> What is expected
Transcribe every line of the listing below without any deviation.

Stored data
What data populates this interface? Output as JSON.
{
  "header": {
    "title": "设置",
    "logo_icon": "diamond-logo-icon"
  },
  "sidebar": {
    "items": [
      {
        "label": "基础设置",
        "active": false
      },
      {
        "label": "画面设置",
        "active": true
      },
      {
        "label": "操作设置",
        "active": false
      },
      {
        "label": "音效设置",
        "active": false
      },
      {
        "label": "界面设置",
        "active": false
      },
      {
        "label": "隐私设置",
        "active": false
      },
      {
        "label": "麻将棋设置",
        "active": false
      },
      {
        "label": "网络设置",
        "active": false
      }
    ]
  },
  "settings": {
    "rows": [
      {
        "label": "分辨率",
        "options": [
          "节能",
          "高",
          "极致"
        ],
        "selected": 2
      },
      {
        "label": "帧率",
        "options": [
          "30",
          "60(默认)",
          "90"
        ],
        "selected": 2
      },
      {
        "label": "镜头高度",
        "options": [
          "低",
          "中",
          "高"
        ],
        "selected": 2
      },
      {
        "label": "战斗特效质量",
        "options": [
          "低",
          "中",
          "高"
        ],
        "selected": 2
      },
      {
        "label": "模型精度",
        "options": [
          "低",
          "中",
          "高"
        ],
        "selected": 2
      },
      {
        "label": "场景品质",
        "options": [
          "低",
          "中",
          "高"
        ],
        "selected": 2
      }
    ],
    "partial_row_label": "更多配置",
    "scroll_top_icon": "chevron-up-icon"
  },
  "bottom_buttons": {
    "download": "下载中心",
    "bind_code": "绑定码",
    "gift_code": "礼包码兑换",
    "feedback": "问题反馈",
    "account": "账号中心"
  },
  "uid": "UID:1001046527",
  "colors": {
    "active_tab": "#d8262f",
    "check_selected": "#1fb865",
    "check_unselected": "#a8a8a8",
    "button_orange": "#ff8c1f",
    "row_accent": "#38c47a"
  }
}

> Result of this exercise
What data populates this interface? Output as JSON.
{
  "header": {
    "title": "设置",
    "logo_icon": "diamond-logo-icon"
  },
  "sidebar": {
    "items": [
      {
        "label": "基础设置",
        "active": false
      },
      {
        "label": "画面设置",
        "active": true
      },
      {
        "label": "操作设置",
        "active": false
      },
      {
        "label": "音效设置",
        "active": false
      },
      {
        "label": "界面设置",
        "active": false
      },
      {
        "label": "隐私设置",
        "active": false
      },
      {
        "label": "麻将棋设置",
        "active": false
      },
      {
        "label": "网络设置",
        "active": false
      }
    ]
  },
  "settings": {
    "rows": [
      {
        "label": "分辨率",
        "options": [
          "节能",
          "高",
          "极致"
        ],
        "selected": 2
      },
      {
        "label": "帧率",
        "options": [
          "30",
          "60(默认)",
          "90"
        ],
        "selected": 2
      },
      {
        "label": "镜头高度",
        "options": [
          "低",
          "中",
          "高"
        ],
        "selected": 2
      },
      {
        "label": "战斗特效质量",
        "options": [
          "低",
          "中",
          "高"
        ],
        "selected": 2
      },
      {
        "label": "模型精度",
        "options": [
          "低",
          "中",
          "高"
        ],
        "selected": 2
      },
      {
        "label": "场景品质",
        "options": [
          "低",
          "中",
          "高"
        ],
        "selected": 2
      }
    ],
    "partial_row_label": "更多配置",
    "scroll_top_icon": "chevron-up-icon"
  },
  "bottom_buttons": {
    "download": "下载中心",
    "bind_code": "绑定码",
    "gift_code": "礼包码兑换",
    "feedback": "问题反馈",
    "account": "账号中心"
  },
  "uid": "UID:1001046527",
  "colors": {
    "active_tab": "#d8262f",
    "check_selected": "#1fb865",
    "check_unselected": "#a8a8a8",
    "button_orange": "#ff8c1f",
    "row_accent": "#38c47a"
  }
}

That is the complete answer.